(Figure collection entries)

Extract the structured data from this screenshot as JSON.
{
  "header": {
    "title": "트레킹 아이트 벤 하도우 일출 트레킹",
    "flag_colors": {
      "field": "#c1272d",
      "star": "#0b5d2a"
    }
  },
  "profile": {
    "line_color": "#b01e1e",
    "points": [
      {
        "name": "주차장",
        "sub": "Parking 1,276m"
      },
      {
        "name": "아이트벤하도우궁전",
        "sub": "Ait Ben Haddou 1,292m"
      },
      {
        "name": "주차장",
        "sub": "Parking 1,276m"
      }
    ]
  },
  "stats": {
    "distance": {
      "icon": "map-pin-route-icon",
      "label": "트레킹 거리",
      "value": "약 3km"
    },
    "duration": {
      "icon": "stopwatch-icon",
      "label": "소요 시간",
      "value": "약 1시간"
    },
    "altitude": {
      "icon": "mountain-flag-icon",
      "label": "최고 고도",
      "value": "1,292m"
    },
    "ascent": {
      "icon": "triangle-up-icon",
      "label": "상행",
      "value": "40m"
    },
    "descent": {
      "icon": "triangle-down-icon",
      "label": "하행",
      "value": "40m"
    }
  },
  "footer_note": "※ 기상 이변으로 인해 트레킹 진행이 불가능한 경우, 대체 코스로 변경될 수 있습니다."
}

§ Written request: Using the data above, reproduce every line exactly.

§ Result:
Extract the structured data from this screenshot as JSON.
{
  "header": {
    "title": "트레킹 아이트 벤 하도우 일출 트레킹",
    "flag_colors": {
      "field": "#c1272d",
      "star": "#0b5d2a"
    }
  },
  "profile": {
    "line_color": "#b01e1e",
    "points": [
      {
        "name": "주차장",
        "sub": "Parking 1,276m"
      },
      {
        "name": "아이트벤하도우궁전",
        "sub": "Ait Ben Haddou 1,292m"
      },
      {
        "name": "주차장",
        "sub": "Parking 1,276m"
      }
    ]
  },
  "stats": {
    "distance": {
      "icon": "map-pin-route-icon",
      "label": "트레킹 거리",
      "value": "약 3km"
    },
    "duration": {
      "icon": "stopwatch-icon",
      "label": "소요 시간",
      "value": "약 1시간"
    },
    "altitude": {
      "icon": "mountain-flag-icon",
      "label": "최고 고도",
      "value": "1,292m"
    },
    "ascent": {
      "icon": "triangle-up-icon",
      "label": "상행",
      "value": "40m"
    },
    "descent": {
      "icon": "triangle-down-icon",
      "label": "하행",
      "value": "40m"
    }
  },
  "footer_note": "※ 기상 이변으로 인해 트레킹 진행이 불가능한 경우, 대체 코스로 변경될 수 있습니다."
}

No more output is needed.